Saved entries
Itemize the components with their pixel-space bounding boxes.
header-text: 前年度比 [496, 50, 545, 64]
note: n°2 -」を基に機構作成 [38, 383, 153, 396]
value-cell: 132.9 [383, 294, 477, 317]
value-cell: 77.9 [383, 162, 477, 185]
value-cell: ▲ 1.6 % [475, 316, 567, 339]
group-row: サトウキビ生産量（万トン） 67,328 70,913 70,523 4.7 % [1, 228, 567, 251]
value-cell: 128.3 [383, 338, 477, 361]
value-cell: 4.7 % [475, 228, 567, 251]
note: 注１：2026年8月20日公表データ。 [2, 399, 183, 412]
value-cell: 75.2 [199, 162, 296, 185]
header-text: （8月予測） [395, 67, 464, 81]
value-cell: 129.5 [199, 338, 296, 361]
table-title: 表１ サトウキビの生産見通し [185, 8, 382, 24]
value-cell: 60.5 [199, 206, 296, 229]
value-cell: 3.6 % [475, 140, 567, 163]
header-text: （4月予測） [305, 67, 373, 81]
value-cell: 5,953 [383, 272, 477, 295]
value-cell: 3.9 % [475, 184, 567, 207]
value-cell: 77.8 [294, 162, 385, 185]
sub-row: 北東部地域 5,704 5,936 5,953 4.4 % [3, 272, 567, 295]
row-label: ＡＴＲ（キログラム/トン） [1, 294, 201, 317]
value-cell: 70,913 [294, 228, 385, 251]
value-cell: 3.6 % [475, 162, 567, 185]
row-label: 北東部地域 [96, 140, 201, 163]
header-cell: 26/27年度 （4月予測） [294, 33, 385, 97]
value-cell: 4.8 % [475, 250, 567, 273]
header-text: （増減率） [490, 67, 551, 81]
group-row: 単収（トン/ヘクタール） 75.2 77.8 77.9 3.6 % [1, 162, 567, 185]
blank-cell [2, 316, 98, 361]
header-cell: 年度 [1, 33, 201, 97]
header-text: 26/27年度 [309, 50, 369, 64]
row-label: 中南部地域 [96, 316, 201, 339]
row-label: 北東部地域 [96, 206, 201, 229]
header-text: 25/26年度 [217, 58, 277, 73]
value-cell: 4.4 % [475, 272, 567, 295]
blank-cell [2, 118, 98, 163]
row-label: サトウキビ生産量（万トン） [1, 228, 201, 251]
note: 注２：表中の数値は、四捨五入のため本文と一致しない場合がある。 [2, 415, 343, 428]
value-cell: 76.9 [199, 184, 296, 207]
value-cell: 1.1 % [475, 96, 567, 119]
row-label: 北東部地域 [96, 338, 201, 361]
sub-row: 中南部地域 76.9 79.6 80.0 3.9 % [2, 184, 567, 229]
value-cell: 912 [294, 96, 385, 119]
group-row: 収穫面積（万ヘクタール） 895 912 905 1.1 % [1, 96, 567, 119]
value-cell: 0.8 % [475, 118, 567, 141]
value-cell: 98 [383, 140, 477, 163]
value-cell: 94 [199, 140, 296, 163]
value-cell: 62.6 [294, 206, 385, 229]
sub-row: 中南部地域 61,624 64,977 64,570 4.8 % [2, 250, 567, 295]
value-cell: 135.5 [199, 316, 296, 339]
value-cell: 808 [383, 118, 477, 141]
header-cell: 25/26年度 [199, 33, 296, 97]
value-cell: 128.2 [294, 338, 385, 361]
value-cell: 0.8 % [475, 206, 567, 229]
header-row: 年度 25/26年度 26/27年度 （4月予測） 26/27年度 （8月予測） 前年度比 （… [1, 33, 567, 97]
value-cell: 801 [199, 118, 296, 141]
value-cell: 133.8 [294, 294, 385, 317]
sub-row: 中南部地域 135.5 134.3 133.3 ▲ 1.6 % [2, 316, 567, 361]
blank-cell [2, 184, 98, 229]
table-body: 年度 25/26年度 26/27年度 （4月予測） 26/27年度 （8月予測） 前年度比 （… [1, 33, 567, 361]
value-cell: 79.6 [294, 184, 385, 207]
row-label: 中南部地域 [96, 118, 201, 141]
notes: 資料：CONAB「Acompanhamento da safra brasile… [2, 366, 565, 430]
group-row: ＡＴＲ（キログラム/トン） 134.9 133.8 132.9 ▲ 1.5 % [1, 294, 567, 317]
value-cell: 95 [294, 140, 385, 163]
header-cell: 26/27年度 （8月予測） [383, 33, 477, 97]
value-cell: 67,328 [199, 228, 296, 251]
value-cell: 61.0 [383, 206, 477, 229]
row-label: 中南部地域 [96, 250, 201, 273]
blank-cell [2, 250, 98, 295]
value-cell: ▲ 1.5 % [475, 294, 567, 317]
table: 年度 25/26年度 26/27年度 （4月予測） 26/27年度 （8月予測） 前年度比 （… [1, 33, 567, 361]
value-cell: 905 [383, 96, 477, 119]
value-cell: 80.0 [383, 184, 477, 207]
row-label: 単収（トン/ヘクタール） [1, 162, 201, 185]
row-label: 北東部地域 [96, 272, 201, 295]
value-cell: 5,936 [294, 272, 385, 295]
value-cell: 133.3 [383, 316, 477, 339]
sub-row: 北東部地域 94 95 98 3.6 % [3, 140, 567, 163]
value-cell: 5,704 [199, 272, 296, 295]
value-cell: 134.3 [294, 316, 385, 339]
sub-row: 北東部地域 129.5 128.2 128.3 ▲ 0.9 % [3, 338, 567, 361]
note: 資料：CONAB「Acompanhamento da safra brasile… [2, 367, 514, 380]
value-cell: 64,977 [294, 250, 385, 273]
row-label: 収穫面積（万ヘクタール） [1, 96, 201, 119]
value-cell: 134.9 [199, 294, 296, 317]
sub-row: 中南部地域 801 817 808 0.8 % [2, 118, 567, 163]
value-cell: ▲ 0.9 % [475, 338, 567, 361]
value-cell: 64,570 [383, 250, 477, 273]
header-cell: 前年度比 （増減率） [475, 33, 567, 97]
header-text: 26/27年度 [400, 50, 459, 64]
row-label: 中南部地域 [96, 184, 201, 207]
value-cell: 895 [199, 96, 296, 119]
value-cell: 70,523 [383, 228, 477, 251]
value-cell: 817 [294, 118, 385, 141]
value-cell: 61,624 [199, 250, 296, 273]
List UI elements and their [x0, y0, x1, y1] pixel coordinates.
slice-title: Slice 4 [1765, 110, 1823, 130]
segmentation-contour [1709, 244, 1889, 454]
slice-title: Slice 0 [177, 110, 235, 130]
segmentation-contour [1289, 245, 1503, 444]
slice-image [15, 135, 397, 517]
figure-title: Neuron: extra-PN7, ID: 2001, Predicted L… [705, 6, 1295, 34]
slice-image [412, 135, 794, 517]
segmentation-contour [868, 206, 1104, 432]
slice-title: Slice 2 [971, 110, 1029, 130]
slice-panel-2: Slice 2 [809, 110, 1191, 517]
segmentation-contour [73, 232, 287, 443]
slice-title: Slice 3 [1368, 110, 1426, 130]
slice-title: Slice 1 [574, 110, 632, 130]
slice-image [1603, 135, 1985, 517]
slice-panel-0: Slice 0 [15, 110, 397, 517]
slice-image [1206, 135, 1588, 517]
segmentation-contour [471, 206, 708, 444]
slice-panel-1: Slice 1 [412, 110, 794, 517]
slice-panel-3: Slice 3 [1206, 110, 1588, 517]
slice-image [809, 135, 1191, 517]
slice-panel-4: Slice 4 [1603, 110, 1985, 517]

• [Directions for this task]: From the records, pick out every line that contains the word "Acompanhamento" and copy each one. Case counts.

• [The output]:
notes: 資料：CONAB「Acompanhamento da safra brasile… [2, 366, 565, 430]
note: 資料：CONAB「Acompanhamento da safra brasile… [2, 367, 514, 380]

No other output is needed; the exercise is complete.